In this exercise, reproduce all the entries that follow exactly.

Dataset entries:
========
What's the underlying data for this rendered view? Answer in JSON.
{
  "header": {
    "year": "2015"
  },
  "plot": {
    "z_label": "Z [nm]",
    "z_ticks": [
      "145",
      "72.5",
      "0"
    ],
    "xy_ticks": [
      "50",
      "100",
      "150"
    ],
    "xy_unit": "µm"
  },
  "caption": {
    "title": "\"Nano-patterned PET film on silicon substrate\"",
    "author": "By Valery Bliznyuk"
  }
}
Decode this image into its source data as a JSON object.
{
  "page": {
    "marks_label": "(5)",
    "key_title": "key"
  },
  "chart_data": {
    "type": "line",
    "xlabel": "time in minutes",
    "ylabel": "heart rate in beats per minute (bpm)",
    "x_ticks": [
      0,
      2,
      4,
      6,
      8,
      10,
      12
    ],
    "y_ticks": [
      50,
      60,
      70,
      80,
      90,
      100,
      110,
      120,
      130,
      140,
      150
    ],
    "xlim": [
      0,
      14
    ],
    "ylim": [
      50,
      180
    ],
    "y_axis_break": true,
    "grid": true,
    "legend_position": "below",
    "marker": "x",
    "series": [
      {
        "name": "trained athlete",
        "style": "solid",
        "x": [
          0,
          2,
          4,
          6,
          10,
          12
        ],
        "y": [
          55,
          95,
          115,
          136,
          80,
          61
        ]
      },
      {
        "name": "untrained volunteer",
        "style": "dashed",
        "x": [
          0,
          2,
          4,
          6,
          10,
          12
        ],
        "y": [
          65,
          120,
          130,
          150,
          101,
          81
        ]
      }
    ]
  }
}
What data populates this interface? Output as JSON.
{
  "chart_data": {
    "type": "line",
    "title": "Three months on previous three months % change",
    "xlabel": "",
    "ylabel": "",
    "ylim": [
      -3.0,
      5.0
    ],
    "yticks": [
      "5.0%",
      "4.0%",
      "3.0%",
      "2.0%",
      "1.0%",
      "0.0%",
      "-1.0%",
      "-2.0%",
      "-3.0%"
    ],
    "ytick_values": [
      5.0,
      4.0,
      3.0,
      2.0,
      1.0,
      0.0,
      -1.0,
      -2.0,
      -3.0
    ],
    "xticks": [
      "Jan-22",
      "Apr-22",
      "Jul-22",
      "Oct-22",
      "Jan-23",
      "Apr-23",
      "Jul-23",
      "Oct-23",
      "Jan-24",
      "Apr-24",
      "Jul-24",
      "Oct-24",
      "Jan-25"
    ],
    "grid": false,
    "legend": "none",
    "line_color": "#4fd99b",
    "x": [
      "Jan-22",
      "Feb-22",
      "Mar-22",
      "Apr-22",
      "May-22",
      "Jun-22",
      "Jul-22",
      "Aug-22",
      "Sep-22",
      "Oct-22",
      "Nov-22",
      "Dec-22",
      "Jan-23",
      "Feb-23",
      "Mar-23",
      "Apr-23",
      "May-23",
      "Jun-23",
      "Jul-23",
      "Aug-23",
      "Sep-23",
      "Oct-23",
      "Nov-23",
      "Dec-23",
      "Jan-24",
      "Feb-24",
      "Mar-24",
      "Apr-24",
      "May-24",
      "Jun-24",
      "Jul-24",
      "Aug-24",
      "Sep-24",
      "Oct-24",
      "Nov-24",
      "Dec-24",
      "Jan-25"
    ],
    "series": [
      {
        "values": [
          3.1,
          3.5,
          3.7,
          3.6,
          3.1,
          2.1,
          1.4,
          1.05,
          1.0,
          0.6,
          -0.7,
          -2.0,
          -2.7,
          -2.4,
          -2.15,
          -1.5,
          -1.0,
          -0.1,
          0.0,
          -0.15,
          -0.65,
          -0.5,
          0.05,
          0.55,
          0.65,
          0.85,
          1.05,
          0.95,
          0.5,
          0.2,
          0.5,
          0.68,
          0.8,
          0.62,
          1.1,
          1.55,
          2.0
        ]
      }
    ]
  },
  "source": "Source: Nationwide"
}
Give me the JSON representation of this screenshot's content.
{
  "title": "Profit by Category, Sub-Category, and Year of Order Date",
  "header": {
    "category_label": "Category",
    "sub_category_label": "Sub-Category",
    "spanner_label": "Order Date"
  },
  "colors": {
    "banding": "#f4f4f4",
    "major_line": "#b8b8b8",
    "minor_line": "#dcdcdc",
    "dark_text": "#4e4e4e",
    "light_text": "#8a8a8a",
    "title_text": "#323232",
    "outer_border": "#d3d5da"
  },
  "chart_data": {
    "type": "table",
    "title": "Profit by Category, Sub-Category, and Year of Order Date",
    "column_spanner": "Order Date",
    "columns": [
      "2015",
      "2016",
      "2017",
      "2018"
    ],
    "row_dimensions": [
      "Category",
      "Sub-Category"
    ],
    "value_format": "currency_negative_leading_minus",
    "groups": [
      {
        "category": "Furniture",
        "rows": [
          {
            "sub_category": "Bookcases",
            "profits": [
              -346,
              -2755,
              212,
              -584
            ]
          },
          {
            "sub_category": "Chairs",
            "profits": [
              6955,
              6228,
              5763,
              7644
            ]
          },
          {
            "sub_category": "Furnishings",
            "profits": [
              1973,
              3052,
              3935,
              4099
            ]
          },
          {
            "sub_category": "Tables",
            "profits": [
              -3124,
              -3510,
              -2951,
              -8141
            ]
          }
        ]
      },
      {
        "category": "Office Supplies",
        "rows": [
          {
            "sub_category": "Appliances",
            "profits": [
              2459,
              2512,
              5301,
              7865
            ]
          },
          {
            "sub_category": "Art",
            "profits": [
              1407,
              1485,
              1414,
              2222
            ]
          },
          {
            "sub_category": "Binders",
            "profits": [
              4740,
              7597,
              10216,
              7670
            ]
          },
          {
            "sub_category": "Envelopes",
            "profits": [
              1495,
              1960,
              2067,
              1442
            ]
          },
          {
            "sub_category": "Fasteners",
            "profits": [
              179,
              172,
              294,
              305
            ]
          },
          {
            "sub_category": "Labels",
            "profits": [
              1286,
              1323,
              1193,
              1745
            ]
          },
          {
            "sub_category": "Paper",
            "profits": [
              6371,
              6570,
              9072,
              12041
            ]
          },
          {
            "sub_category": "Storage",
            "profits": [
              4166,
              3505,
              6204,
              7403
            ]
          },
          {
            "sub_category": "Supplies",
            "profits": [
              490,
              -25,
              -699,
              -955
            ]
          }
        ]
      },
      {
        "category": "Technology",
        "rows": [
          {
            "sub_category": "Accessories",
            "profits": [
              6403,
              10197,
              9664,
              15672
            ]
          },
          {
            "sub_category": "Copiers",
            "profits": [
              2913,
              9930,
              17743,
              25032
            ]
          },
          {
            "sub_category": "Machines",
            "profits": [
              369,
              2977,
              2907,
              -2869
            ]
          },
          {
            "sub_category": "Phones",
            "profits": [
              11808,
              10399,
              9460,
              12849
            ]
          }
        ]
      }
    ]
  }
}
========
* [Result of the task]:
What's the underlying data for this rendered view? Answer in JSON.
{
  "header": {
    "year": "2015"
  },
  "plot": {
    "z_label": "Z [nm]",
    "z_ticks": [
      "145",
      "72.5",
      "0"
    ],
    "xy_ticks": [
      "50",
      "100",
      "150"
    ],
    "xy_unit": "µm"
  },
  "caption": {
    "title": "\"Nano-patterned PET film on silicon substrate\"",
    "author": "By Valery Bliznyuk"
  }
}
Decode this image into its source data as a JSON object.
{
  "page": {
    "marks_label": "(5)",
    "key_title": "key"
  },
  "chart_data": {
    "type": "line",
    "xlabel": "time in minutes",
    "ylabel": "heart rate in beats per minute (bpm)",
    "x_ticks": [
      0,
      2,
      4,
      6,
      8,
      10,
      12
    ],
    "y_ticks": [
      50,
      60,
      70,
      80,
      90,
      100,
      110,
      120,
      130,
      140,
      150
    ],
    "xlim": [
      0,
      14
    ],
    "ylim": [
      50,
      180
    ],
    "y_axis_break": true,
    "grid": true,
    "legend_position": "below",
    "marker": "x",
    "series": [
      {
        "name": "trained athlete",
        "style": "solid",
        "x": [
          0,
          2,
          4,
          6,
          10,
          12
        ],
        "y": [
          55,
          95,
          115,
          136,
          80,
          61
        ]
      },
      {
        "name": "untrained volunteer",
        "style": "dashed",
        "x": [
          0,
          2,
          4,
          6,
          10,
          12
        ],
        "y": [
          65,
          120,
          130,
          150,
          101,
          81
        ]
      }
    ]
  }
}
What data populates this interface? Output as JSON.
{
  "chart_data": {
    "type": "line",
    "title": "Three months on previous three months % change",
    "xlabel": "",
    "ylabel": "",
    "ylim": [
      -3.0,
      5.0
    ],
    "yticks": [
      "5.0%",
      "4.0%",
      "3.0%",
      "2.0%",
      "1.0%",
      "0.0%",
      "-1.0%",
      "-2.0%",
      "-3.0%"
    ],
    "ytick_values": [
      5.0,
      4.0,
      3.0,
      2.0,
      1.0,
      0.0,
      -1.0,
      -2.0,
      -3.0
    ],
    "xticks": [
      "Jan-22",
      "Apr-22",
      "Jul-22",
      "Oct-22",
      "Jan-23",
      "Apr-23",
      "Jul-23",
      "Oct-23",
      "Jan-24",
      "Apr-24",
      "Jul-24",
      "Oct-24",
      "Jan-25"
    ],
    "grid": false,
    "legend": "none",
    "line_color": "#4fd99b",
    "x": [
      "Jan-22",
      "Feb-22",
      "Mar-22",
      "Apr-22",
      "May-22",
      "Jun-22",
      "Jul-22",
      "Aug-22",
      "Sep-22",
      "Oct-22",
      "Nov-22",
      "Dec-22",
      "Jan-23",
      "Feb-23",
      "Mar-23",
      "Apr-23",
      "May-23",
      "Jun-23",
      "Jul-23",
      "Aug-23",
      "Sep-23",
      "Oct-23",
      "Nov-23",
      "Dec-23",
      "Jan-24",
      "Feb-24",
      "Mar-24",
      "Apr-24",
      "May-24",
      "Jun-24",
      "Jul-24",
      "Aug-24",
      "Sep-24",
      "Oct-24",
      "Nov-24",
      "Dec-24",
      "Jan-25"
    ],
    "series": [
      {
        "values": [
          3.1,
          3.5,
          3.7,
          3.6,
          3.1,
          2.1,
          1.4,
          1.05,
          1.0,
          0.6,
          -0.7,
          -2.0,
          -2.7,
          -2.4,
          -2.15,
          -1.5,
          -1.0,
          -0.1,
          0.0,
          -0.15,
          -0.65,
          -0.5,
          0.05,
          0.55,
          0.65,
          0.85,
          1.05,
          0.95,
          0.5,
          0.2,
          0.5,
          0.68,
          0.8,
          0.62,
          1.1,
          1.55,
          2.0
        ]
      }
    ]
  },
  "source": "Source: Nationwide"
}
Give me the JSON representation of this screenshot's content.
{
  "title": "Profit by Category, Sub-Category, and Year of Order Date",
  "header": {
    "category_label": "Category",
    "sub_category_label": "Sub-Category",
    "spanner_label": "Order Date"
  },
  "colors": {
    "banding": "#f4f4f4",
    "major_line": "#b8b8b8",
    "minor_line": "#dcdcdc",
    "dark_text": "#4e4e4e",
    "light_text": "#8a8a8a",
    "title_text": "#323232",
    "outer_border": "#d3d5da"
  },
  "chart_data": {
    "type": "table",
    "title": "Profit by Category, Sub-Category, and Year of Order Date",
    "column_spanner": "Order Date",
    "columns": [
      "2015",
      "2016",
      "2017",
      "2018"
    ],
    "row_dimensions": [
      "Category",
      "Sub-Category"
    ],
    "value_format": "currency_negative_leading_minus",
    "groups": [
      {
        "category": "Furniture",
        "rows": [
          {
            "sub_category": "Bookcases",
            "profits": [
              -346,
              -2755,
              212,
              -584
            ]
          },
          {
            "sub_category": "Chairs",
            "profits": [
              6955,
              6228,
              5763,
              7644
            ]
          },
          {
            "sub_category": "Furnishings",
            "profits": [
              1973,
              3052,
              3935,
              4099
            ]
          },
          {
            "sub_category": "Tables",
            "profits": [
              -3124,
              -3510,
              -2951,
              -8141
            ]
          }
        ]
      },
      {
        "category": "Office Supplies",
        "rows": [
          {
            "sub_category": "Appliances",
            "profits": [
              2459,
              2512,
              5301,
              7865
            ]
          },
          {
            "sub_category": "Art",
            "profits": [
              1407,
              1485,
              1414,
              2222
            ]
          },
          {
            "sub_category": "Binders",
            "profits": [
              4740,
              7597,
              10216,
              7670
            ]
          },
          {
            "sub_category": "Envelopes",
            "profits": [
              1495,
              1960,
              2067,
              1442
            ]
          },
          {
            "sub_category": "Fasteners",
            "profits": [
              179,
              172,
              294,
              305
            ]
          },
          {
            "sub_category": "Labels",
            "profits": [
              1286,
              1323,
              1193,
              1745
            ]
          },
          {
            "sub_category": "Paper",
            "profits": [
              6371,
              6570,
              9072,
              12041
            ]
          },
          {
            "sub_category": "Storage",
            "profits": [
              4166,
              3505,
              6204,
              7403
            ]
          },
          {
            "sub_category": "Supplies",
            "profits": [
              490,
              -25,
              -699,
              -955
            ]
          }
        ]
      },
      {
        "category": "Technology",
        "rows": [
          {
            "sub_category": "Accessories",
            "profits": [
              6403,
              10197,
              9664,
              15672
            ]
          },
          {
            "sub_category": "Copiers",
            "profits": [
              2913,
              9930,
              17743,
              25032
            ]
          },
          {
            "sub_category": "Machines",
            "profits": [
              369,
              2977,
              2907,
              -2869
            ]
          },
          {
            "sub_category": "Phones",
            "profits": [
              11808,
              10399,
              9460,
              12849
            ]
          }
        ]
      }
    ]
  }
}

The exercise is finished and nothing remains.